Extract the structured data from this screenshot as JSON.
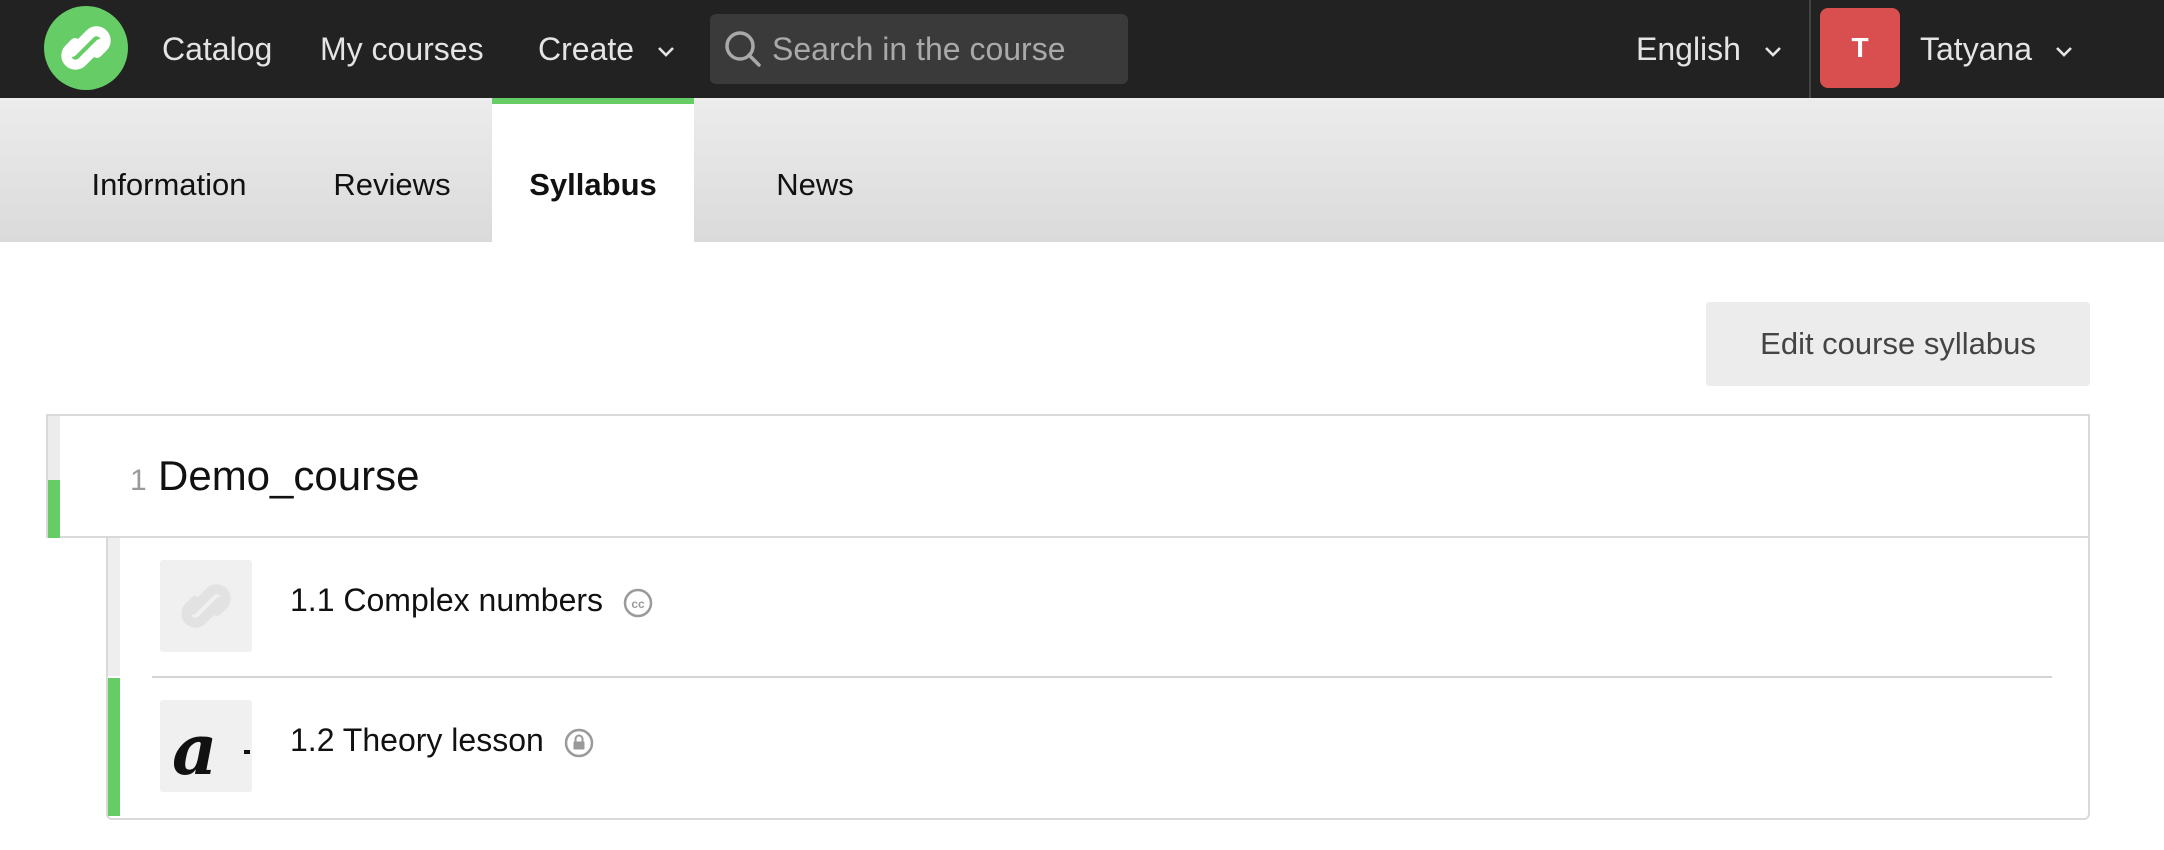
{
  "topnav": {
    "logo_icon": "stepik-logo-icon",
    "brand_color": "#66cc66",
    "catalog_label": "Catalog",
    "my_courses_label": "My courses",
    "create_label": "Create",
    "search_placeholder": "Search in the course",
    "language_label": "English",
    "avatar_initial": "T",
    "avatar_color": "#d94f4f",
    "user_name": "Tatyana"
  },
  "tabs": [
    {
      "label": "Information",
      "active": false
    },
    {
      "label": "Reviews",
      "active": false
    },
    {
      "label": "Syllabus",
      "active": true
    },
    {
      "label": "News",
      "active": false
    }
  ],
  "edit_button_label": "Edit course syllabus",
  "section": {
    "number": "1",
    "title": "Demo_course",
    "lessons": [
      {
        "title": "1.1 Complex numbers",
        "badge_icon": "creative-commons-icon",
        "thumb_icon": "stepik-logo-icon"
      },
      {
        "title": "1.2 Theory lesson",
        "badge_icon": "lock-icon",
        "thumb_icon": "letter-a-icon"
      }
    ]
  }
}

# # # #

Work instructions: Take the entries shown above and quote them verbatim, passing over the pictures.

Final answer:
Extract the structured data from this screenshot as JSON.
{
  "topnav": {
    "logo_icon": "stepik-logo-icon",
    "brand_color": "#66cc66",
    "catalog_label": "Catalog",
    "my_courses_label": "My courses",
    "create_label": "Create",
    "search_placeholder": "Search in the course",
    "language_label": "English",
    "avatar_initial": "T",
    "avatar_color": "#d94f4f",
    "user_name": "Tatyana"
  },
  "tabs": [
    {
      "label": "Information",
      "active": false
    },
    {
      "label": "Reviews",
      "active": false
    },
    {
      "label": "Syllabus",
      "active": true
    },
    {
      "label": "News",
      "active": false
    }
  ],
  "edit_button_label": "Edit course syllabus",
  "section": {
    "number": "1",
    "title": "Demo_course",
    "lessons": [
      {
        "title": "1.1 Complex numbers",
        "badge_icon": "creative-commons-icon",
        "thumb_icon": "stepik-logo-icon"
      },
      {
        "title": "1.2 Theory lesson",
        "badge_icon": "lock-icon",
        "thumb_icon": "letter-a-icon"
      }
    ]
  }
}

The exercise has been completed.